Which lines below hold the word "Texas"? Copy all of them.

---+---

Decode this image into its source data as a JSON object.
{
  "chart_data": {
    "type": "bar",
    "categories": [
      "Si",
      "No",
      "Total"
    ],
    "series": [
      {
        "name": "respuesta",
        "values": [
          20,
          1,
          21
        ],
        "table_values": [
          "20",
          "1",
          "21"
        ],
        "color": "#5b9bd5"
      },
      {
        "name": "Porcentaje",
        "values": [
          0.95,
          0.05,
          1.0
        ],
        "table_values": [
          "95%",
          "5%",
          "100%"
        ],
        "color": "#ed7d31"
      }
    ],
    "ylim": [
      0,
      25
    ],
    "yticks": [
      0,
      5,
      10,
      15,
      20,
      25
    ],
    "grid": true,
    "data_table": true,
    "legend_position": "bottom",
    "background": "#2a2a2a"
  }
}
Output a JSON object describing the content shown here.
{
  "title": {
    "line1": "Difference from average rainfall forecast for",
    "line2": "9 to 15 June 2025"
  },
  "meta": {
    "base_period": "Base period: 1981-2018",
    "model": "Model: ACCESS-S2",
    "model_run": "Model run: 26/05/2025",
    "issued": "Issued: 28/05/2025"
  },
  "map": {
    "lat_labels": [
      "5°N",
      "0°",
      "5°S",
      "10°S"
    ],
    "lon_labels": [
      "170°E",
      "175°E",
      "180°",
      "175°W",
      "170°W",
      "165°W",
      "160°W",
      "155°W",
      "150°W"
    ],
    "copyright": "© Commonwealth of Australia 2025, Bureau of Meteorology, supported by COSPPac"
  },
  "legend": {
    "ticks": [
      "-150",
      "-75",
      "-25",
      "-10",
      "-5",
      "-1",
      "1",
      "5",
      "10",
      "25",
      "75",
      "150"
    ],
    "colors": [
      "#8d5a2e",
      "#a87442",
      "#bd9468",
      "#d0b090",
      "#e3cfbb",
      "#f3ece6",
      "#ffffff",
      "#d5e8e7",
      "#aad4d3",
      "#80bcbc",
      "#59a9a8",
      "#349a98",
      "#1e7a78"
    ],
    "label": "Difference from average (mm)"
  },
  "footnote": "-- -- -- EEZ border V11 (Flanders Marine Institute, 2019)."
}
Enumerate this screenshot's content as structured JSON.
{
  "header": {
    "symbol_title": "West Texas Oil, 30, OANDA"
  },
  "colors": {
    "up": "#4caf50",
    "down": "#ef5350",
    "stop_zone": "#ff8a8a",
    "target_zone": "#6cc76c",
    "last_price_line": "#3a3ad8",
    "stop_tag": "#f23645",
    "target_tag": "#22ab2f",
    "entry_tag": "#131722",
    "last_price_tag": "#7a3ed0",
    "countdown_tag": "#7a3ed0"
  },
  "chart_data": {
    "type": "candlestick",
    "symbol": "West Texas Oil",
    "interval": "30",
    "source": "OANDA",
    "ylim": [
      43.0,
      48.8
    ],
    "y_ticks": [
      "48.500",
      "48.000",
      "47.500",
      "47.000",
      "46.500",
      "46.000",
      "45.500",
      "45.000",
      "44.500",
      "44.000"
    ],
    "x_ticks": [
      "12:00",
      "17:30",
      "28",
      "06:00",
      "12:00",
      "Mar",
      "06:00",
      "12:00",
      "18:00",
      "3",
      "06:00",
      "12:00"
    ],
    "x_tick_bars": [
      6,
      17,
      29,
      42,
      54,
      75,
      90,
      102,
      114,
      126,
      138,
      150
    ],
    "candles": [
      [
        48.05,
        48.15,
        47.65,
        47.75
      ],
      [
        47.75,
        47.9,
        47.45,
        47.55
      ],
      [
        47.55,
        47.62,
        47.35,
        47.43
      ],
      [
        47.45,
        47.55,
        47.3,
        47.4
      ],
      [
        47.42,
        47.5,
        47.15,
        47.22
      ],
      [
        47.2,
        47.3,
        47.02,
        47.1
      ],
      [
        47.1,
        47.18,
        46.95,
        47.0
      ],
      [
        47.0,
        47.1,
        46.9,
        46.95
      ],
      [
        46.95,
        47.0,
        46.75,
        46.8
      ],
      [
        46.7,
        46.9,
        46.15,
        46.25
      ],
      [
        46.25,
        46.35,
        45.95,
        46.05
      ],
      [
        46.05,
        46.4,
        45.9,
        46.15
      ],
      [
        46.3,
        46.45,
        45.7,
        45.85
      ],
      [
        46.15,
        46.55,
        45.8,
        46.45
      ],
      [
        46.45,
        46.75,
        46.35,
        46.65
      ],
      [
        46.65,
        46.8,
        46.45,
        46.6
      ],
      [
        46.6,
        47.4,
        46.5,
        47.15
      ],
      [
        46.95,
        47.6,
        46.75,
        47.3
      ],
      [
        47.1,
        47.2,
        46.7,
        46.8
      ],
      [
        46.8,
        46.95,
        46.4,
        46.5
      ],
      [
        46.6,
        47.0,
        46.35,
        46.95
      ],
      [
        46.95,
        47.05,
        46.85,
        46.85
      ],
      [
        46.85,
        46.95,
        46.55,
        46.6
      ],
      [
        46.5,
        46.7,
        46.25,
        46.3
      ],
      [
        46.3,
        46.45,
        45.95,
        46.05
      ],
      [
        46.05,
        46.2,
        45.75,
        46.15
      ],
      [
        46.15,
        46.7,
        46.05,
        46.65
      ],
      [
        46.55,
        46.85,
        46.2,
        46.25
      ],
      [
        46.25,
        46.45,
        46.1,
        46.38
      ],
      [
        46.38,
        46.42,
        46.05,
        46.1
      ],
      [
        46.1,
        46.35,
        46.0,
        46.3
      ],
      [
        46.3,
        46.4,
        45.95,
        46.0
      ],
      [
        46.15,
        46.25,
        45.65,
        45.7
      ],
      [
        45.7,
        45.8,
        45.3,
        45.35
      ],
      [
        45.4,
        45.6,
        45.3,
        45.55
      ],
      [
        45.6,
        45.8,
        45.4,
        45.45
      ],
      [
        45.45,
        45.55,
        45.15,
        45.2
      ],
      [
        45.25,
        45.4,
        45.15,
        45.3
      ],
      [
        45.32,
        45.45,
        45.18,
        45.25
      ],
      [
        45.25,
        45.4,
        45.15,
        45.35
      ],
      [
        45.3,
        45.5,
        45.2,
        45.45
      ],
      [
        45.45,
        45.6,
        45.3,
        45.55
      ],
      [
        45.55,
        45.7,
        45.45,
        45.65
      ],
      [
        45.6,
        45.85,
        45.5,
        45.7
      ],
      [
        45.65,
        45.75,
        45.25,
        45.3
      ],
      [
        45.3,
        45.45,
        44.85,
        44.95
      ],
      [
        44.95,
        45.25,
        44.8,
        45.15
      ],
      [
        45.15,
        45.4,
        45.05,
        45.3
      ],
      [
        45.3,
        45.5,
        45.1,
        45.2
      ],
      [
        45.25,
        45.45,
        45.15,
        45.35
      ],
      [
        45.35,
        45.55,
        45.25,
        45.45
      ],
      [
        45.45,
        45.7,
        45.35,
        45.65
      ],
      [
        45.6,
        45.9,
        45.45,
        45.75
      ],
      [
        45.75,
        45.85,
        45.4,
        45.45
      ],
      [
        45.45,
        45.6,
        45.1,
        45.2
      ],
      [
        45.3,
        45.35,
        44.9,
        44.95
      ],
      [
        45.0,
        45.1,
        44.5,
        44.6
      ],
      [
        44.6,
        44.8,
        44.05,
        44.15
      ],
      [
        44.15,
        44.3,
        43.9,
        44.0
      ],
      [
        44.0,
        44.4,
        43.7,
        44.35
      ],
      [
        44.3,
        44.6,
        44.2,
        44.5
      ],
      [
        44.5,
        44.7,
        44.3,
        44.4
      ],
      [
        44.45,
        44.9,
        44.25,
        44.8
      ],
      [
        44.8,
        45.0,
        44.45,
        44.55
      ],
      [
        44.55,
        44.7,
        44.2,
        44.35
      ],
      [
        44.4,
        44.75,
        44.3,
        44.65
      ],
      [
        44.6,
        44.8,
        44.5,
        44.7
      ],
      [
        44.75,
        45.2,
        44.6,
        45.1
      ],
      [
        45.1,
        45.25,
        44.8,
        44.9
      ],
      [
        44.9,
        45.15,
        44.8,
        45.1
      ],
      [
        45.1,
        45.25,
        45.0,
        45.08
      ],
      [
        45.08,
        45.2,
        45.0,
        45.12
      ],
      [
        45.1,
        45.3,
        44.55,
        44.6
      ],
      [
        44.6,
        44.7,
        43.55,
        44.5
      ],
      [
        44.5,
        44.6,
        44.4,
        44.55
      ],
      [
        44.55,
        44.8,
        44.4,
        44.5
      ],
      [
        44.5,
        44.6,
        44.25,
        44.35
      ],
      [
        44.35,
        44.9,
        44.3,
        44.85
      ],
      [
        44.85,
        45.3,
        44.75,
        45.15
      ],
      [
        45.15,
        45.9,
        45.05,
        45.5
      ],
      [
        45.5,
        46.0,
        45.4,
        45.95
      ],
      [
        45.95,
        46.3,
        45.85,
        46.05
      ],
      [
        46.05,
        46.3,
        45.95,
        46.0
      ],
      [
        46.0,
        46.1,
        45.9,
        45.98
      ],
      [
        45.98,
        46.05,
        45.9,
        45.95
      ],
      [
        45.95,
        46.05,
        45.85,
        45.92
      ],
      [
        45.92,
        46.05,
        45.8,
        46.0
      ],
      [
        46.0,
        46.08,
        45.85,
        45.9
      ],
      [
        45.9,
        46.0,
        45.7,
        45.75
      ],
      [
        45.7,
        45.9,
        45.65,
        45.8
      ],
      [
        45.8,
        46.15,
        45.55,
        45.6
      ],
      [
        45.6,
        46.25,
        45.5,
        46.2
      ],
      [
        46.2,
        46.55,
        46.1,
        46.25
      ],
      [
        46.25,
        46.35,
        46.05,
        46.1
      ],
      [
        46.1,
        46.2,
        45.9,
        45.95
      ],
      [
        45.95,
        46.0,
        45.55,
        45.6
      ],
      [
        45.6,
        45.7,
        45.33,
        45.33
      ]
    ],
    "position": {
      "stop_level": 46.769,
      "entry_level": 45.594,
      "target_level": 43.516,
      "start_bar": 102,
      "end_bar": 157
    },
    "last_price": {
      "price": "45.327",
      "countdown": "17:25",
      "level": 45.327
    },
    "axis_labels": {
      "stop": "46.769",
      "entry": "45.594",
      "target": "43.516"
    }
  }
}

---+---

▶ [RESULT]:
    "symbol_title": "West Texas Oil, 30, OANDA"
    "symbol": "West Texas Oil",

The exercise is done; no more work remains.